◆ Given problem
Render the material again word for word, skipping the pictures in it.

◆ Given records
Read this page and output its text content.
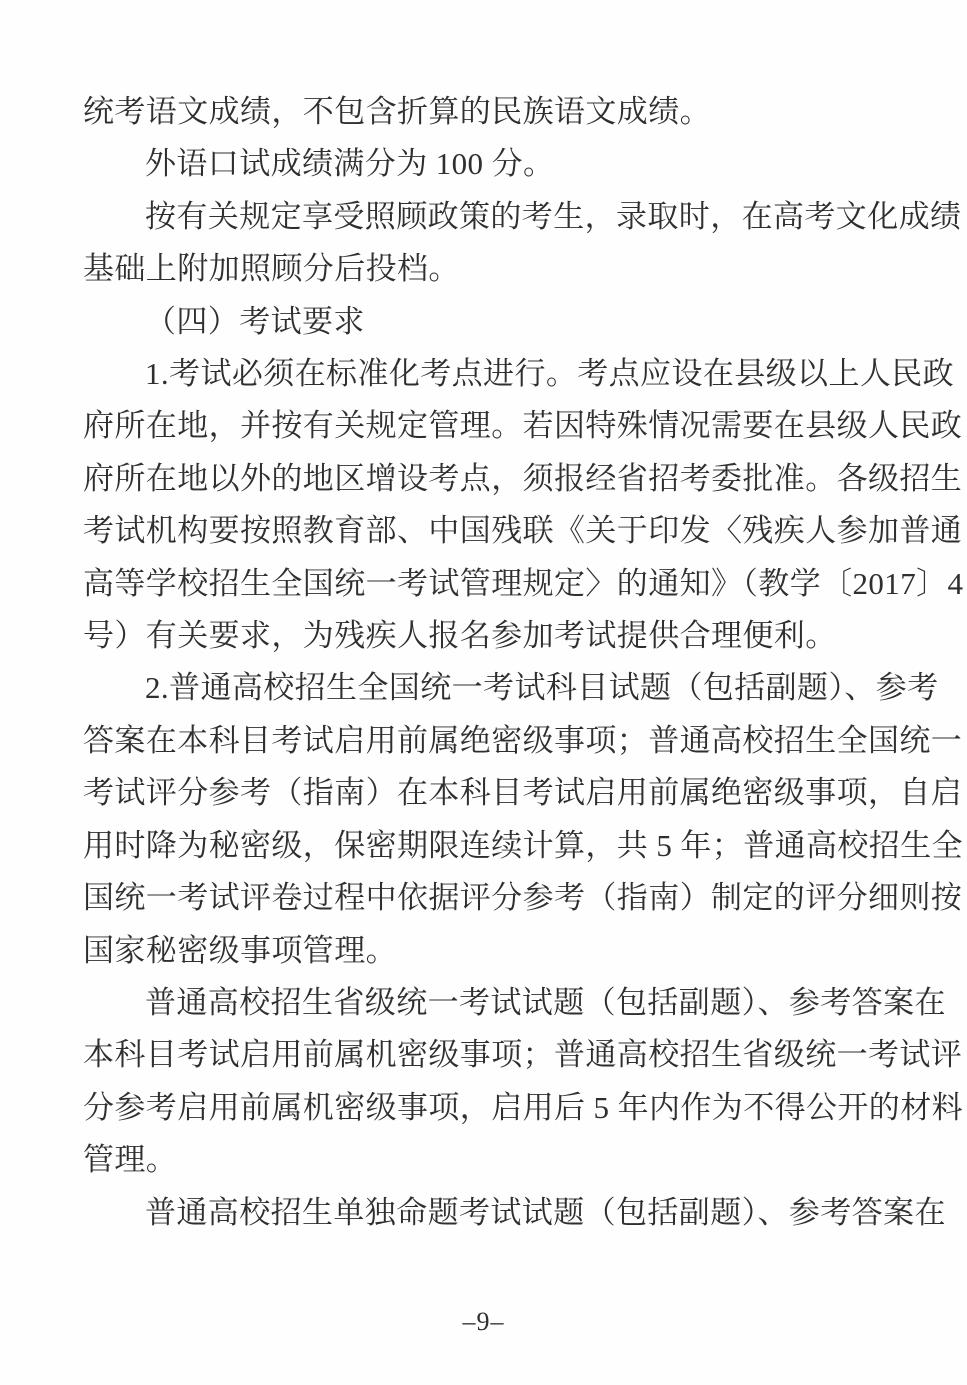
统考语文成绩，不包含折算的民族语文成绩。
外语口试成绩满分为 100 分。
按有关规定享受照顾政策的考生，录取时，在高考文化成绩
基础上附加照顾分后投档。
（四）考试要求
1.考试必须在标准化考点进行。考点应设在县级以上人民政
府所在地，并按有关规定管理。若因特殊情况需要在县级人民政
府所在地以外的地区增设考点，须报经省招考委批准。各级招生
考试机构要按照教育部、中国残联《关于印发〈残疾人参加普通
高等学校招生全国统一考试管理规定〉的通知》（教学〔2017〕4
号）有关要求，为残疾人报名参加考试提供合理便利。
2.普通高校招生全国统一考试科目试题（包括副题）、参考
答案在本科目考试启用前属绝密级事项；普通高校招生全国统一
考试评分参考（指南）在本科目考试启用前属绝密级事项，自启
用时降为秘密级，保密期限连续计算，共 5 年；普通高校招生全
国统一考试评卷过程中依据评分参考（指南）制定的评分细则按
国家秘密级事项管理。
普通高校招生省级统一考试试题（包括副题）、参考答案在
本科目考试启用前属机密级事项；普通高校招生省级统一考试评
分参考启用前属机密级事项，启用后 5 年内作为不得公开的材料
管理。
普通高校招生单独命题考试试题（包括副题）、参考答案在
–9–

◆ The response
Read this page and output its text content.
统考语文成绩，不包含折算的民族语文成绩。
外语口试成绩满分为 100 分。
按有关规定享受照顾政策的考生，录取时，在高考文化成绩
基础上附加照顾分后投档。
（四）考试要求
1.考试必须在标准化考点进行。考点应设在县级以上人民政
府所在地，并按有关规定管理。若因特殊情况需要在县级人民政
府所在地以外的地区增设考点，须报经省招考委批准。各级招生
考试机构要按照教育部、中国残联《关于印发〈残疾人参加普通
高等学校招生全国统一考试管理规定〉的通知》（教学〔2017〕4
号）有关要求，为残疾人报名参加考试提供合理便利。
2.普通高校招生全国统一考试科目试题（包括副题）、参考
答案在本科目考试启用前属绝密级事项；普通高校招生全国统一
考试评分参考（指南）在本科目考试启用前属绝密级事项，自启
用时降为秘密级，保密期限连续计算，共 5 年；普通高校招生全
国统一考试评卷过程中依据评分参考（指南）制定的评分细则按
国家秘密级事项管理。
普通高校招生省级统一考试试题（包括副题）、参考答案在
本科目考试启用前属机密级事项；普通高校招生省级统一考试评
分参考启用前属机密级事项，启用后 5 年内作为不得公开的材料
管理。
普通高校招生单独命题考试试题（包括副题）、参考答案在
–9–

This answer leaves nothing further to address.